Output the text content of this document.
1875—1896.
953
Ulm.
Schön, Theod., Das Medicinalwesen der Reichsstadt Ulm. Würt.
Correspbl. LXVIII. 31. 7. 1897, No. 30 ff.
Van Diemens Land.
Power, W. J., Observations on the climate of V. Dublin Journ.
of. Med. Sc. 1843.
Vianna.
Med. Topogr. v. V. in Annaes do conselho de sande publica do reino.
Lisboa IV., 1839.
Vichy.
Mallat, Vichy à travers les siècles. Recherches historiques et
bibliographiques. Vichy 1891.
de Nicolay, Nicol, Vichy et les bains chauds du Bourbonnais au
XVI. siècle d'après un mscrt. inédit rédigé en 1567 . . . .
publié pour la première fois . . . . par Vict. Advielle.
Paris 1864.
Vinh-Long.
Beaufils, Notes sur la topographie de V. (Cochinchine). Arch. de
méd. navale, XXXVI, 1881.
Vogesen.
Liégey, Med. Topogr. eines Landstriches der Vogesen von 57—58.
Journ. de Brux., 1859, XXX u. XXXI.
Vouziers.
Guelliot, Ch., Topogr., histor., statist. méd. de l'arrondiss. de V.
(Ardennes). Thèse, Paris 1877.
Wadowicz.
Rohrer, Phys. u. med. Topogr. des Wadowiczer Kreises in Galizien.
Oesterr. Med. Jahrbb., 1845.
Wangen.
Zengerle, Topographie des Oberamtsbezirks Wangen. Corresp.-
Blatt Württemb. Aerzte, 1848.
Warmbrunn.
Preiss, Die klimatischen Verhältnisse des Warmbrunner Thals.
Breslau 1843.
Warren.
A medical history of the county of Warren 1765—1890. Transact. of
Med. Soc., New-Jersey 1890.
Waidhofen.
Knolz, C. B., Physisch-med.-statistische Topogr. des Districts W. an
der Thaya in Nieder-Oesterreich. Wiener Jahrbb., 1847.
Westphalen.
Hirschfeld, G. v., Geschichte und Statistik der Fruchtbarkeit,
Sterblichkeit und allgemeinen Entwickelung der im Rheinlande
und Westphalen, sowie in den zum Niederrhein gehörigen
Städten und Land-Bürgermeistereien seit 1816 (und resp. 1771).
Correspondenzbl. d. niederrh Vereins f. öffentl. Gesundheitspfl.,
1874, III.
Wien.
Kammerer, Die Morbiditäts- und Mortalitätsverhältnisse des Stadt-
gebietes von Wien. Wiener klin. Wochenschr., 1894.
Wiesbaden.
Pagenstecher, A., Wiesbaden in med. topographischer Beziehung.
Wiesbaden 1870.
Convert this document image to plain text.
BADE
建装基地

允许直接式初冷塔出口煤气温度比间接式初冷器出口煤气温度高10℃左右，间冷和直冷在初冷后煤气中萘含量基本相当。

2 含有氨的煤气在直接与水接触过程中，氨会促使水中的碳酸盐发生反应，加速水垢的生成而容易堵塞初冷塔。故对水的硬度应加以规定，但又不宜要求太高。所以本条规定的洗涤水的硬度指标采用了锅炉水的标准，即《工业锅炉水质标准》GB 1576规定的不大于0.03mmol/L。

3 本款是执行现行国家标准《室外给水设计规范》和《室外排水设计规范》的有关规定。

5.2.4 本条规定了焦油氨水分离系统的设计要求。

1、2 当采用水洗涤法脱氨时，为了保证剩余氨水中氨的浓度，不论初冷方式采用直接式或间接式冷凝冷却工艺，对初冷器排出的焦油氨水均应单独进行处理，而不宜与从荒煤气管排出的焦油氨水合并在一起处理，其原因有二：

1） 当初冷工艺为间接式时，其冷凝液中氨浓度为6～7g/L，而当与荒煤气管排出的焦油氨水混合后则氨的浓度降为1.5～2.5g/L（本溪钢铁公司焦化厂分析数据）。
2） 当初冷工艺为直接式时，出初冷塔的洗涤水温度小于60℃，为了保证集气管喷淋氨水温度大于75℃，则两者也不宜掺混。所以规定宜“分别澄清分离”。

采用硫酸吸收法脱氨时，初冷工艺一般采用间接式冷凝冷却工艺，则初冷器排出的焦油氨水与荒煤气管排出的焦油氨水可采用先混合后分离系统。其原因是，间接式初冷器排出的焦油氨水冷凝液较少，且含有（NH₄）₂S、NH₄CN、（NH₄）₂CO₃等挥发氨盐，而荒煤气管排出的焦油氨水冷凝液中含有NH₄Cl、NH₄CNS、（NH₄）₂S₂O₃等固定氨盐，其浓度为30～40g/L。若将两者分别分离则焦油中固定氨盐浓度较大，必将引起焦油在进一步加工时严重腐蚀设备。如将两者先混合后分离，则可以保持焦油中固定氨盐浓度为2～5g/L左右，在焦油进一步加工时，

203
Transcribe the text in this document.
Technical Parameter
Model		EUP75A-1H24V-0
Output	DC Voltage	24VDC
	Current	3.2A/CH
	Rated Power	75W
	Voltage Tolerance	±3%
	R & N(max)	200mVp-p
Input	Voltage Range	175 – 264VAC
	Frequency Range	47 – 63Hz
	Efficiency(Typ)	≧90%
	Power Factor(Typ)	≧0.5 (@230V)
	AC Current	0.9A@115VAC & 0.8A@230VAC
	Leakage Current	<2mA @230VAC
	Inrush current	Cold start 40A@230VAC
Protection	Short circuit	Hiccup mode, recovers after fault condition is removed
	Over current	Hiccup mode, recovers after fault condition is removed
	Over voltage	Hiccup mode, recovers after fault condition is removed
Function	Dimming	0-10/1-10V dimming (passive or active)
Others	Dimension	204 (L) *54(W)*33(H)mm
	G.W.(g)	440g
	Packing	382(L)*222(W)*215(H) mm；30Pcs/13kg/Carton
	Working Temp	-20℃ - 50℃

··········

# DIRECTIVE
Extract all of the material exactly as it is written.

# OUTPUT FOR THIS TASK
Output the text content of this document.
1875—1896.
953
Ulm.
Schön, Theod., Das Medicinalwesen der Reichsstadt Ulm. Würt.
Correspbl. LXVIII. 31. 7. 1897, No. 30 ff.
Van Diemens Land.
Power, W. J., Observations on the climate of V. Dublin Journ.
of. Med. Sc. 1843.
Vianna.
Med. Topogr. v. V. in Annaes do conselho de sande publica do reino.
Lisboa IV., 1839.
Vichy.
Mallat, Vichy à travers les siècles. Recherches historiques et
bibliographiques. Vichy 1891.
de Nicolay, Nicol, Vichy et les bains chauds du Bourbonnais au
XVI. siècle d'après un mscrt. inédit rédigé en 1567 . . . .
publié pour la première fois . . . . par Vict. Advielle.
Paris 1864.
Vinh-Long.
Beaufils, Notes sur la topographie de V. (Cochinchine). Arch. de
méd. navale, XXXVI, 1881.
Vogesen.
Liégey, Med. Topogr. eines Landstriches der Vogesen von 57—58.
Journ. de Brux., 1859, XXX u. XXXI.
Vouziers.
Guelliot, Ch., Topogr., histor., statist. méd. de l'arrondiss. de V.
(Ardennes). Thèse, Paris 1877.
Wadowicz.
Rohrer, Phys. u. med. Topogr. des Wadowiczer Kreises in Galizien.
Oesterr. Med. Jahrbb., 1845.
Wangen.
Zengerle, Topographie des Oberamtsbezirks Wangen. Corresp.-
Blatt Württemb. Aerzte, 1848.
Warmbrunn.
Preiss, Die klimatischen Verhältnisse des Warmbrunner Thals.
Breslau 1843.
Warren.
A medical history of the county of Warren 1765—1890. Transact. of
Med. Soc., New-Jersey 1890.
Waidhofen.
Knolz, C. B., Physisch-med.-statistische Topogr. des Districts W. an
der Thaya in Nieder-Oesterreich. Wiener Jahrbb., 1847.
Westphalen.
Hirschfeld, G. v., Geschichte und Statistik der Fruchtbarkeit,
Sterblichkeit und allgemeinen Entwickelung der im Rheinlande
und Westphalen, sowie in den zum Niederrhein gehörigen
Städten und Land-Bürgermeistereien seit 1816 (und resp. 1771).
Correspondenzbl. d. niederrh Vereins f. öffentl. Gesundheitspfl.,
1874, III.
Wien.
Kammerer, Die Morbiditäts- und Mortalitätsverhältnisse des Stadt-
gebietes von Wien. Wiener klin. Wochenschr., 1894.
Wiesbaden.
Pagenstecher, A., Wiesbaden in med. topographischer Beziehung.
Wiesbaden 1870.
Convert this document image to plain text.
BADE
建装基地

允许直接式初冷塔出口煤气温度比间接式初冷器出口煤气温度高10℃左右，间冷和直冷在初冷后煤气中萘含量基本相当。

2 含有氨的煤气在直接与水接触过程中，氨会促使水中的碳酸盐发生反应，加速水垢的生成而容易堵塞初冷塔。故对水的硬度应加以规定，但又不宜要求太高。所以本条规定的洗涤水的硬度指标采用了锅炉水的标准，即《工业锅炉水质标准》GB 1576规定的不大于0.03mmol/L。

3 本款是执行现行国家标准《室外给水设计规范》和《室外排水设计规范》的有关规定。

5.2.4 本条规定了焦油氨水分离系统的设计要求。

1、2 当采用水洗涤法脱氨时，为了保证剩余氨水中氨的浓度，不论初冷方式采用直接式或间接式冷凝冷却工艺，对初冷器排出的焦油氨水均应单独进行处理，而不宜与从荒煤气管排出的焦油氨水合并在一起处理，其原因有二：

1） 当初冷工艺为间接式时，其冷凝液中氨浓度为6～7g/L，而当与荒煤气管排出的焦油氨水混合后则氨的浓度降为1.5～2.5g/L（本溪钢铁公司焦化厂分析数据）。
2） 当初冷工艺为直接式时，出初冷塔的洗涤水温度小于60℃，为了保证集气管喷淋氨水温度大于75℃，则两者也不宜掺混。所以规定宜“分别澄清分离”。

采用硫酸吸收法脱氨时，初冷工艺一般采用间接式冷凝冷却工艺，则初冷器排出的焦油氨水与荒煤气管排出的焦油氨水可采用先混合后分离系统。其原因是，间接式初冷器排出的焦油氨水冷凝液较少，且含有（NH₄）₂S、NH₄CN、（NH₄）₂CO₃等挥发氨盐，而荒煤气管排出的焦油氨水冷凝液中含有NH₄Cl、NH₄CNS、（NH₄）₂S₂O₃等固定氨盐，其浓度为30～40g/L。若将两者分别分离则焦油中固定氨盐浓度较大，必将引起焦油在进一步加工时严重腐蚀设备。如将两者先混合后分离，则可以保持焦油中固定氨盐浓度为2～5g/L左右，在焦油进一步加工时，

203
Transcribe the text in this document.
Technical Parameter
Model		EUP75A-1H24V-0
Output	DC Voltage	24VDC
	Current	3.2A/CH
	Rated Power	75W
	Voltage Tolerance	±3%
	R & N(max)	200mVp-p
Input	Voltage Range	175 – 264VAC
	Frequency Range	47 – 63Hz
	Efficiency(Typ)	≧90%
	Power Factor(Typ)	≧0.5 (@230V)
	AC Current	0.9A@115VAC & 0.8A@230VAC
	Leakage Current	<2mA @230VAC
	Inrush current	Cold start 40A@230VAC
Protection	Short circuit	Hiccup mode, recovers after fault condition is removed
	Over current	Hiccup mode, recovers after fault condition is removed
	Over voltage	Hiccup mode, recovers after fault condition is removed
Function	Dimming	0-10/1-10V dimming (passive or active)
Others	Dimension	204 (L) *54(W)*33(H)mm
	G.W.(g)	440g
	Packing	382(L)*222(W)*215(H) mm；30Pcs/13kg/Carton
	Working Temp	-20℃ - 50℃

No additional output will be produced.